## Input material
===

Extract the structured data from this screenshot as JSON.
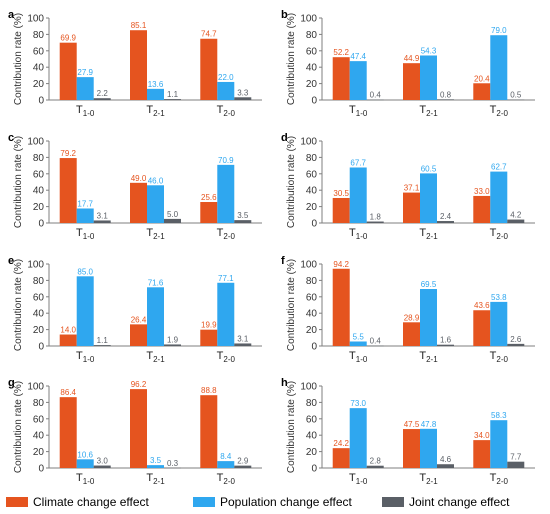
{
  "colors": {
    "climate": "#e5541f",
    "population": "#2fa7ef",
    "joint": "#5a5f66",
    "axis": "#7f7f7f"
  },
  "legend": [
    {
      "label": "Climate change effect",
      "color": "#e5541f"
    },
    {
      "label": "Population change effect",
      "color": "#2fa7ef"
    },
    {
      "label": "Joint change effect",
      "color": "#5a5f66"
    }
  ],
  "chart_data": [
    {
      "panel": "a",
      "type": "bar",
      "ylabel": "Contribution rate (%)",
      "ylim": [
        0,
        100
      ],
      "yticks": [
        0,
        20,
        40,
        60,
        80,
        100
      ],
      "categories": [
        "T1-0",
        "T2-1",
        "T2-0"
      ],
      "series": [
        {
          "name": "Climate change effect",
          "values": [
            69.9,
            85.1,
            74.7
          ]
        },
        {
          "name": "Population change effect",
          "values": [
            27.9,
            13.6,
            22.0
          ]
        },
        {
          "name": "Joint change effect",
          "values": [
            2.2,
            1.1,
            3.3
          ]
        }
      ]
    },
    {
      "panel": "b",
      "type": "bar",
      "ylabel": "Contribution rate (%)",
      "ylim": [
        0,
        100
      ],
      "yticks": [
        0,
        20,
        40,
        60,
        80,
        100
      ],
      "categories": [
        "T1-0",
        "T2-1",
        "T2-0"
      ],
      "series": [
        {
          "name": "Climate change effect",
          "values": [
            52.2,
            44.9,
            20.4
          ]
        },
        {
          "name": "Population change effect",
          "values": [
            47.4,
            54.3,
            79.0
          ]
        },
        {
          "name": "Joint change effect",
          "values": [
            0.4,
            0.8,
            0.5
          ]
        }
      ]
    },
    {
      "panel": "c",
      "type": "bar",
      "ylabel": "Contribution rate (%)",
      "ylim": [
        0,
        100
      ],
      "yticks": [
        0,
        20,
        40,
        60,
        80,
        100
      ],
      "categories": [
        "T1-0",
        "T2-1",
        "T2-0"
      ],
      "series": [
        {
          "name": "Climate change effect",
          "values": [
            79.2,
            49.0,
            25.6
          ]
        },
        {
          "name": "Population change effect",
          "values": [
            17.7,
            46.0,
            70.9
          ]
        },
        {
          "name": "Joint change effect",
          "values": [
            3.1,
            5.0,
            3.5
          ]
        }
      ]
    },
    {
      "panel": "d",
      "type": "bar",
      "ylabel": "Contribution rate (%)",
      "ylim": [
        0,
        100
      ],
      "yticks": [
        0,
        20,
        40,
        60,
        80,
        100
      ],
      "categories": [
        "T1-0",
        "T2-1",
        "T2-0"
      ],
      "series": [
        {
          "name": "Climate change effect",
          "values": [
            30.5,
            37.1,
            33.0
          ]
        },
        {
          "name": "Population change effect",
          "values": [
            67.7,
            60.5,
            62.7
          ]
        },
        {
          "name": "Joint change effect",
          "values": [
            1.8,
            2.4,
            4.2
          ]
        }
      ]
    },
    {
      "panel": "e",
      "type": "bar",
      "ylabel": "Contribution rate (%)",
      "ylim": [
        0,
        100
      ],
      "yticks": [
        0,
        20,
        40,
        60,
        80,
        100
      ],
      "categories": [
        "T1-0",
        "T2-1",
        "T2-0"
      ],
      "series": [
        {
          "name": "Climate change effect",
          "values": [
            14.0,
            26.4,
            19.9
          ]
        },
        {
          "name": "Population change effect",
          "values": [
            85.0,
            71.6,
            77.1
          ]
        },
        {
          "name": "Joint change effect",
          "values": [
            1.1,
            1.9,
            3.1
          ]
        }
      ]
    },
    {
      "panel": "f",
      "type": "bar",
      "ylabel": "Contribution rate (%)",
      "ylim": [
        0,
        100
      ],
      "yticks": [
        0,
        20,
        40,
        60,
        80,
        100
      ],
      "categories": [
        "T1-0",
        "T2-1",
        "T2-0"
      ],
      "series": [
        {
          "name": "Climate change effect",
          "values": [
            94.2,
            28.9,
            43.6
          ]
        },
        {
          "name": "Population change effect",
          "values": [
            5.5,
            69.5,
            53.8
          ]
        },
        {
          "name": "Joint change effect",
          "values": [
            0.4,
            1.6,
            2.6
          ]
        }
      ]
    },
    {
      "panel": "g",
      "type": "bar",
      "ylabel": "Contribution rate (%)",
      "ylim": [
        0,
        100
      ],
      "yticks": [
        0,
        20,
        40,
        60,
        80,
        100
      ],
      "categories": [
        "T1-0",
        "T2-1",
        "T2-0"
      ],
      "series": [
        {
          "name": "Climate change effect",
          "values": [
            86.4,
            96.2,
            88.8
          ]
        },
        {
          "name": "Population change effect",
          "values": [
            10.6,
            3.5,
            8.4
          ]
        },
        {
          "name": "Joint change effect",
          "values": [
            3.0,
            0.3,
            2.9
          ]
        }
      ]
    },
    {
      "panel": "h",
      "type": "bar",
      "ylabel": "Contribution rate (%)",
      "ylim": [
        0,
        100
      ],
      "yticks": [
        0,
        20,
        40,
        60,
        80,
        100
      ],
      "categories": [
        "T1-0",
        "T2-1",
        "T2-0"
      ],
      "series": [
        {
          "name": "Climate change effect",
          "values": [
            24.2,
            47.5,
            34.0
          ]
        },
        {
          "name": "Population change effect",
          "values": [
            73.0,
            47.8,
            58.3
          ]
        },
        {
          "name": "Joint change effect",
          "values": [
            2.8,
            4.6,
            7.7
          ]
        }
      ]
    }
  ]
}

===

Quote the records above exactly, leaving out any pictures.

Extract the structured data from this screenshot as JSON.
{
  "colors": {
    "climate": "#e5541f",
    "population": "#2fa7ef",
    "joint": "#5a5f66",
    "axis": "#7f7f7f"
  },
  "legend": [
    {
      "label": "Climate change effect",
      "color": "#e5541f"
    },
    {
      "label": "Population change effect",
      "color": "#2fa7ef"
    },
    {
      "label": "Joint change effect",
      "color": "#5a5f66"
    }
  ],
  "chart_data": [
    {
      "panel": "a",
      "type": "bar",
      "ylabel": "Contribution rate (%)",
      "ylim": [
        0,
        100
      ],
      "yticks": [
        0,
        20,
        40,
        60,
        80,
        100
      ],
      "categories": [
        "T1-0",
        "T2-1",
        "T2-0"
      ],
      "series": [
        {
          "name": "Climate change effect",
          "values": [
            69.9,
            85.1,
            74.7
          ]
        },
        {
          "name": "Population change effect",
          "values": [
            27.9,
            13.6,
            22.0
          ]
        },
        {
          "name": "Joint change effect",
          "values": [
            2.2,
            1.1,
            3.3
          ]
        }
      ]
    },
    {
      "panel": "b",
      "type": "bar",
      "ylabel": "Contribution rate (%)",
      "ylim": [
        0,
        100
      ],
      "yticks": [
        0,
        20,
        40,
        60,
        80,
        100
      ],
      "categories": [
        "T1-0",
        "T2-1",
        "T2-0"
      ],
      "series": [
        {
          "name": "Climate change effect",
          "values": [
            52.2,
            44.9,
            20.4
          ]
        },
        {
          "name": "Population change effect",
          "values": [
            47.4,
            54.3,
            79.0
          ]
        },
        {
          "name": "Joint change effect",
          "values": [
            0.4,
            0.8,
            0.5
          ]
        }
      ]
    },
    {
      "panel": "c",
      "type": "bar",
      "ylabel": "Contribution rate (%)",
      "ylim": [
        0,
        100
      ],
      "yticks": [
        0,
        20,
        40,
        60,
        80,
        100
      ],
      "categories": [
        "T1-0",
        "T2-1",
        "T2-0"
      ],
      "series": [
        {
          "name": "Climate change effect",
          "values": [
            79.2,
            49.0,
            25.6
          ]
        },
        {
          "name": "Population change effect",
          "values": [
            17.7,
            46.0,
            70.9
          ]
        },
        {
          "name": "Joint change effect",
          "values": [
            3.1,
            5.0,
            3.5
          ]
        }
      ]
    },
    {
      "panel": "d",
      "type": "bar",
      "ylabel": "Contribution rate (%)",
      "ylim": [
        0,
        100
      ],
      "yticks": [
        0,
        20,
        40,
        60,
        80,
        100
      ],
      "categories": [
        "T1-0",
        "T2-1",
        "T2-0"
      ],
      "series": [
        {
          "name": "Climate change effect",
          "values": [
            30.5,
            37.1,
            33.0
          ]
        },
        {
          "name": "Population change effect",
          "values": [
            67.7,
            60.5,
            62.7
          ]
        },
        {
          "name": "Joint change effect",
          "values": [
            1.8,
            2.4,
            4.2
          ]
        }
      ]
    },
    {
      "panel": "e",
      "type": "bar",
      "ylabel": "Contribution rate (%)",
      "ylim": [
        0,
        100
      ],
      "yticks": [
        0,
        20,
        40,
        60,
        80,
        100
      ],
      "categories": [
        "T1-0",
        "T2-1",
        "T2-0"
      ],
      "series": [
        {
          "name": "Climate change effect",
          "values": [
            14.0,
            26.4,
            19.9
          ]
        },
        {
          "name": "Population change effect",
          "values": [
            85.0,
            71.6,
            77.1
          ]
        },
        {
          "name": "Joint change effect",
          "values": [
            1.1,
            1.9,
            3.1
          ]
        }
      ]
    },
    {
      "panel": "f",
      "type": "bar",
      "ylabel": "Contribution rate (%)",
      "ylim": [
        0,
        100
      ],
      "yticks": [
        0,
        20,
        40,
        60,
        80,
        100
      ],
      "categories": [
        "T1-0",
        "T2-1",
        "T2-0"
      ],
      "series": [
        {
          "name": "Climate change effect",
          "values": [
            94.2,
            28.9,
            43.6
          ]
        },
        {
          "name": "Population change effect",
          "values": [
            5.5,
            69.5,
            53.8
          ]
        },
        {
          "name": "Joint change effect",
          "values": [
            0.4,
            1.6,
            2.6
          ]
        }
      ]
    },
    {
      "panel": "g",
      "type": "bar",
      "ylabel": "Contribution rate (%)",
      "ylim": [
        0,
        100
      ],
      "yticks": [
        0,
        20,
        40,
        60,
        80,
        100
      ],
      "categories": [
        "T1-0",
        "T2-1",
        "T2-0"
      ],
      "series": [
        {
          "name": "Climate change effect",
          "values": [
            86.4,
            96.2,
            88.8
          ]
        },
        {
          "name": "Population change effect",
          "values": [
            10.6,
            3.5,
            8.4
          ]
        },
        {
          "name": "Joint change effect",
          "values": [
            3.0,
            0.3,
            2.9
          ]
        }
      ]
    },
    {
      "panel": "h",
      "type": "bar",
      "ylabel": "Contribution rate (%)",
      "ylim": [
        0,
        100
      ],
      "yticks": [
        0,
        20,
        40,
        60,
        80,
        100
      ],
      "categories": [
        "T1-0",
        "T2-1",
        "T2-0"
      ],
      "series": [
        {
          "name": "Climate change effect",
          "values": [
            24.2,
            47.5,
            34.0
          ]
        },
        {
          "name": "Population change effect",
          "values": [
            73.0,
            47.8,
            58.3
          ]
        },
        {
          "name": "Joint change effect",
          "values": [
            2.8,
            4.6,
            7.7
          ]
        }
      ]
    }
  ]
}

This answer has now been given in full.